:: DATA LINES ::
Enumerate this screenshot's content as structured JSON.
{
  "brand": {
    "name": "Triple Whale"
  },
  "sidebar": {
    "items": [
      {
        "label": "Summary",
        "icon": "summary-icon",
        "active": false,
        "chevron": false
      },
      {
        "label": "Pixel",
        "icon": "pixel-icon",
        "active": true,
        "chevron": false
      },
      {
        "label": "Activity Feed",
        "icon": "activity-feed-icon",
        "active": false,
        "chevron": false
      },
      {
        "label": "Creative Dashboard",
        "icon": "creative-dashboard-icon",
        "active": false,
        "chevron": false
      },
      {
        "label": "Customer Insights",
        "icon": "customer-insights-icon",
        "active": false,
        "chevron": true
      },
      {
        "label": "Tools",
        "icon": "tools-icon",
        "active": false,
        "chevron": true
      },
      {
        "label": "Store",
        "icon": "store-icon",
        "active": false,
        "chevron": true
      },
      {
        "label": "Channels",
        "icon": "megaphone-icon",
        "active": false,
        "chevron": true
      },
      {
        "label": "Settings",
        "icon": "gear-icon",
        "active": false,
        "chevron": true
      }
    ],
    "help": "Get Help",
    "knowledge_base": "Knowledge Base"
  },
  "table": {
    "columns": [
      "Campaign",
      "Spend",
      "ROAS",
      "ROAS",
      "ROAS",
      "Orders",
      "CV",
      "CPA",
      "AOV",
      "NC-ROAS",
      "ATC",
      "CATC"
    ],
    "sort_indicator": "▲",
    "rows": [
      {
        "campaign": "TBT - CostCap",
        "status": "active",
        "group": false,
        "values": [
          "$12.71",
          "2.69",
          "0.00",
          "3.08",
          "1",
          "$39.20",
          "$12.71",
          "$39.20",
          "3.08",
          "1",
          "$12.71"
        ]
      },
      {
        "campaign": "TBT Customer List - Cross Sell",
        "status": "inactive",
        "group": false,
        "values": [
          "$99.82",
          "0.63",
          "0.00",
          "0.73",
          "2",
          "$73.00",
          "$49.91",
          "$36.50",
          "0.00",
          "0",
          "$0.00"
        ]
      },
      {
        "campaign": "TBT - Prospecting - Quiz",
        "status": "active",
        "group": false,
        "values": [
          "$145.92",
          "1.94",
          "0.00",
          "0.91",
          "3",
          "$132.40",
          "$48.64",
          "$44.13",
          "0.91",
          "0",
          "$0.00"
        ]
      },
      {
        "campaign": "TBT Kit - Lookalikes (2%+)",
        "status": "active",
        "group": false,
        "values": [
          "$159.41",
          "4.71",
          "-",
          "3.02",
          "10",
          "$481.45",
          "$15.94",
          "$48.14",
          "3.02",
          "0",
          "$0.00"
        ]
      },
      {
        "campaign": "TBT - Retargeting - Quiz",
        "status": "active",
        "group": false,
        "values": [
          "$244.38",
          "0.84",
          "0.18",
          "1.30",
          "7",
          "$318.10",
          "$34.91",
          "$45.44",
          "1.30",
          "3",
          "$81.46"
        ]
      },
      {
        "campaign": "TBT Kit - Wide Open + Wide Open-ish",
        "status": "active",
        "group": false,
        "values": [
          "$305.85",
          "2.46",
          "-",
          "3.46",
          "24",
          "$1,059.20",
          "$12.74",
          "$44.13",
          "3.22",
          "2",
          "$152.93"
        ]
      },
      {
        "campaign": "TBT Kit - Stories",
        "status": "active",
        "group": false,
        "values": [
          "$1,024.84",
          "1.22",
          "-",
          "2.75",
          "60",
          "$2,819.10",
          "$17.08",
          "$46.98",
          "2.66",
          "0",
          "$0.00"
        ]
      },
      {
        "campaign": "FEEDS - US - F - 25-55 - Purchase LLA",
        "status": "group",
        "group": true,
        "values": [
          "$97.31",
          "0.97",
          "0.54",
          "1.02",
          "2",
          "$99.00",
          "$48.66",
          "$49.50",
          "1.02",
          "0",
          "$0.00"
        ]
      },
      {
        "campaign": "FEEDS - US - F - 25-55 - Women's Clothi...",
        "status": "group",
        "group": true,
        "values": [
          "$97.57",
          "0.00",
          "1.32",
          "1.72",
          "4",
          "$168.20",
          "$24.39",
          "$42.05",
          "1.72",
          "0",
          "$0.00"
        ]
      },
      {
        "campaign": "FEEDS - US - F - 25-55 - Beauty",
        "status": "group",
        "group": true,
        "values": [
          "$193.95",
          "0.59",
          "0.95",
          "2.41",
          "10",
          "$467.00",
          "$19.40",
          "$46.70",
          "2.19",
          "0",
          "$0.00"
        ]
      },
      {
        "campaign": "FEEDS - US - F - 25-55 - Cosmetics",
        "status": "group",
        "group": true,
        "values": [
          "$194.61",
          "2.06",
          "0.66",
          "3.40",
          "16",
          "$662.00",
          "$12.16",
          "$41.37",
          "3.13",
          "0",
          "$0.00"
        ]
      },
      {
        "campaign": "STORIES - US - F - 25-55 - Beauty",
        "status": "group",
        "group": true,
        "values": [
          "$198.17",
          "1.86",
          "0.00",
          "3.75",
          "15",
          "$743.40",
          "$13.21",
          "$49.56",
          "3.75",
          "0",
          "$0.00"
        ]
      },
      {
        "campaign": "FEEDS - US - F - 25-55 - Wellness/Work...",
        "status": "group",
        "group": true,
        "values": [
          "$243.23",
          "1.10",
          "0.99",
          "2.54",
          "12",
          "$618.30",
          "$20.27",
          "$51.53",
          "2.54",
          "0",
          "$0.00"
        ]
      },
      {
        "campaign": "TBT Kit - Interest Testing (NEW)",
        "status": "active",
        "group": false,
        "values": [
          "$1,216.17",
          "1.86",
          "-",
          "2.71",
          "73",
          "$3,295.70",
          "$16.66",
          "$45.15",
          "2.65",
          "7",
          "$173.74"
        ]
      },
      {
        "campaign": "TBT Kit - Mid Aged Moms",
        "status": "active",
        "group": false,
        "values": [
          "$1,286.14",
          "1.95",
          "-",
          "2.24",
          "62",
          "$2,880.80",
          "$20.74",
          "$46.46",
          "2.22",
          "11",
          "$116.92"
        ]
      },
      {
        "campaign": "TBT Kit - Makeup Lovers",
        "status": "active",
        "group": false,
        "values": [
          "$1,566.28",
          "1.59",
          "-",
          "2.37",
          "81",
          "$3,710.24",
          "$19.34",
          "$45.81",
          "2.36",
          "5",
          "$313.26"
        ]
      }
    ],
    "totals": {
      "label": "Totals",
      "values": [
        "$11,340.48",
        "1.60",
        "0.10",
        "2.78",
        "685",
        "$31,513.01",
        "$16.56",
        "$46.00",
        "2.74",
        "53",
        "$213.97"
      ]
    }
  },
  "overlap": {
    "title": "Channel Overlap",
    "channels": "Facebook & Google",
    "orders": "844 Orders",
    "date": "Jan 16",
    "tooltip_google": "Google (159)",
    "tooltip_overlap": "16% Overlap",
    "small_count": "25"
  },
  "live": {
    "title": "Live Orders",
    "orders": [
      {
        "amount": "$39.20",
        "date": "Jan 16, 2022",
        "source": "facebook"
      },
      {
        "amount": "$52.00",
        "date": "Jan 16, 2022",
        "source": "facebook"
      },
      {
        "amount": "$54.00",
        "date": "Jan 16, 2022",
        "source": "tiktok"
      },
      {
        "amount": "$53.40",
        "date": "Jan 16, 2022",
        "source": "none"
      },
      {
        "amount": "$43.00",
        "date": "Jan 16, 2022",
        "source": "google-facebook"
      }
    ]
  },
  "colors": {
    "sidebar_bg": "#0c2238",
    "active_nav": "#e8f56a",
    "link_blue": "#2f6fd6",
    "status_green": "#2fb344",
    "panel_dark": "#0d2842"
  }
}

:: WHAT IS NEEDED ::
Restate the records, all of them, precisely as written.

:: SOLUTION FOR THIS EXERCISE ::
Enumerate this screenshot's content as structured JSON.
{
  "brand": {
    "name": "Triple Whale"
  },
  "sidebar": {
    "items": [
      {
        "label": "Summary",
        "icon": "summary-icon",
        "active": false,
        "chevron": false
      },
      {
        "label": "Pixel",
        "icon": "pixel-icon",
        "active": true,
        "chevron": false
      },
      {
        "label": "Activity Feed",
        "icon": "activity-feed-icon",
        "active": false,
        "chevron": false
      },
      {
        "label": "Creative Dashboard",
        "icon": "creative-dashboard-icon",
        "active": false,
        "chevron": false
      },
      {
        "label": "Customer Insights",
        "icon": "customer-insights-icon",
        "active": false,
        "chevron": true
      },
      {
        "label": "Tools",
        "icon": "tools-icon",
        "active": false,
        "chevron": true
      },
      {
        "label": "Store",
        "icon": "store-icon",
        "active": false,
        "chevron": true
      },
      {
        "label": "Channels",
        "icon": "megaphone-icon",
        "active": false,
        "chevron": true
      },
      {
        "label": "Settings",
        "icon": "gear-icon",
        "active": false,
        "chevron": true
      }
    ],
    "help": "Get Help",
    "knowledge_base": "Knowledge Base"
  },
  "table": {
    "columns": [
      "Campaign",
      "Spend",
      "ROAS",
      "ROAS",
      "ROAS",
      "Orders",
      "CV",
      "CPA",
      "AOV",
      "NC-ROAS",
      "ATC",
      "CATC"
    ],
    "sort_indicator": "▲",
    "rows": [
      {
        "campaign": "TBT - CostCap",
        "status": "active",
        "group": false,
        "values": [
          "$12.71",
          "2.69",
          "0.00",
          "3.08",
          "1",
          "$39.20",
          "$12.71",
          "$39.20",
          "3.08",
          "1",
          "$12.71"
        ]
      },
      {
        "campaign": "TBT Customer List - Cross Sell",
        "status": "inactive",
        "group": false,
        "values": [
          "$99.82",
          "0.63",
          "0.00",
          "0.73",
          "2",
          "$73.00",
          "$49.91",
          "$36.50",
          "0.00",
          "0",
          "$0.00"
        ]
      },
      {
        "campaign": "TBT - Prospecting - Quiz",
        "status": "active",
        "group": false,
        "values": [
          "$145.92",
          "1.94",
          "0.00",
          "0.91",
          "3",
          "$132.40",
          "$48.64",
          "$44.13",
          "0.91",
          "0",
          "$0.00"
        ]
      },
      {
        "campaign": "TBT Kit - Lookalikes (2%+)",
        "status": "active",
        "group": false,
        "values": [
          "$159.41",
          "4.71",
          "-",
          "3.02",
          "10",
          "$481.45",
          "$15.94",
          "$48.14",
          "3.02",
          "0",
          "$0.00"
        ]
      },
      {
        "campaign": "TBT - Retargeting - Quiz",
        "status": "active",
        "group": false,
        "values": [
          "$244.38",
          "0.84",
          "0.18",
          "1.30",
          "7",
          "$318.10",
          "$34.91",
          "$45.44",
          "1.30",
          "3",
          "$81.46"
        ]
      },
      {
        "campaign": "TBT Kit - Wide Open + Wide Open-ish",
        "status": "active",
        "group": false,
        "values": [
          "$305.85",
          "2.46",
          "-",
          "3.46",
          "24",
          "$1,059.20",
          "$12.74",
          "$44.13",
          "3.22",
          "2",
          "$152.93"
        ]
      },
      {
        "campaign": "TBT Kit - Stories",
        "status": "active",
        "group": false,
        "values": [
          "$1,024.84",
          "1.22",
          "-",
          "2.75",
          "60",
          "$2,819.10",
          "$17.08",
          "$46.98",
          "2.66",
          "0",
          "$0.00"
        ]
      },
      {
        "campaign": "FEEDS - US - F - 25-55 - Purchase LLA",
        "status": "group",
        "group": true,
        "values": [
          "$97.31",
          "0.97",
          "0.54",
          "1.02",
          "2",
          "$99.00",
          "$48.66",
          "$49.50",
          "1.02",
          "0",
          "$0.00"
        ]
      },
      {
        "campaign": "FEEDS - US - F - 25-55 - Women's Clothi...",
        "status": "group",
        "group": true,
        "values": [
          "$97.57",
          "0.00",
          "1.32",
          "1.72",
          "4",
          "$168.20",
          "$24.39",
          "$42.05",
          "1.72",
          "0",
          "$0.00"
        ]
      },
      {
        "campaign": "FEEDS - US - F - 25-55 - Beauty",
        "status": "group",
        "group": true,
        "values": [
          "$193.95",
          "0.59",
          "0.95",
          "2.41",
          "10",
          "$467.00",
          "$19.40",
          "$46.70",
          "2.19",
          "0",
          "$0.00"
        ]
      },
      {
        "campaign": "FEEDS - US - F - 25-55 - Cosmetics",
        "status": "group",
        "group": true,
        "values": [
          "$194.61",
          "2.06",
          "0.66",
          "3.40",
          "16",
          "$662.00",
          "$12.16",
          "$41.37",
          "3.13",
          "0",
          "$0.00"
        ]
      },
      {
        "campaign": "STORIES - US - F - 25-55 - Beauty",
        "status": "group",
        "group": true,
        "values": [
          "$198.17",
          "1.86",
          "0.00",
          "3.75",
          "15",
          "$743.40",
          "$13.21",
          "$49.56",
          "3.75",
          "0",
          "$0.00"
        ]
      },
      {
        "campaign": "FEEDS - US - F - 25-55 - Wellness/Work...",
        "status": "group",
        "group": true,
        "values": [
          "$243.23",
          "1.10",
          "0.99",
          "2.54",
          "12",
          "$618.30",
          "$20.27",
          "$51.53",
          "2.54",
          "0",
          "$0.00"
        ]
      },
      {
        "campaign": "TBT Kit - Interest Testing (NEW)",
        "status": "active",
        "group": false,
        "values": [
          "$1,216.17",
          "1.86",
          "-",
          "2.71",
          "73",
          "$3,295.70",
          "$16.66",
          "$45.15",
          "2.65",
          "7",
          "$173.74"
        ]
      },
      {
        "campaign": "TBT Kit - Mid Aged Moms",
        "status": "active",
        "group": false,
        "values": [
          "$1,286.14",
          "1.95",
          "-",
          "2.24",
          "62",
          "$2,880.80",
          "$20.74",
          "$46.46",
          "2.22",
          "11",
          "$116.92"
        ]
      },
      {
        "campaign": "TBT Kit - Makeup Lovers",
        "status": "active",
        "group": false,
        "values": [
          "$1,566.28",
          "1.59",
          "-",
          "2.37",
          "81",
          "$3,710.24",
          "$19.34",
          "$45.81",
          "2.36",
          "5",
          "$313.26"
        ]
      }
    ],
    "totals": {
      "label": "Totals",
      "values": [
        "$11,340.48",
        "1.60",
        "0.10",
        "2.78",
        "685",
        "$31,513.01",
        "$16.56",
        "$46.00",
        "2.74",
        "53",
        "$213.97"
      ]
    }
  },
  "overlap": {
    "title": "Channel Overlap",
    "channels": "Facebook & Google",
    "orders": "844 Orders",
    "date": "Jan 16",
    "tooltip_google": "Google (159)",
    "tooltip_overlap": "16% Overlap",
    "small_count": "25"
  },
  "live": {
    "title": "Live Orders",
    "orders": [
      {
        "amount": "$39.20",
        "date": "Jan 16, 2022",
        "source": "facebook"
      },
      {
        "amount": "$52.00",
        "date": "Jan 16, 2022",
        "source": "facebook"
      },
      {
        "amount": "$54.00",
        "date": "Jan 16, 2022",
        "source": "tiktok"
      },
      {
        "amount": "$53.40",
        "date": "Jan 16, 2022",
        "source": "none"
      },
      {
        "amount": "$43.00",
        "date": "Jan 16, 2022",
        "source": "google-facebook"
      }
    ]
  },
  "colors": {
    "sidebar_bg": "#0c2238",
    "active_nav": "#e8f56a",
    "link_blue": "#2f6fd6",
    "status_green": "#2fb344",
    "panel_dark": "#0d2842"
  }
}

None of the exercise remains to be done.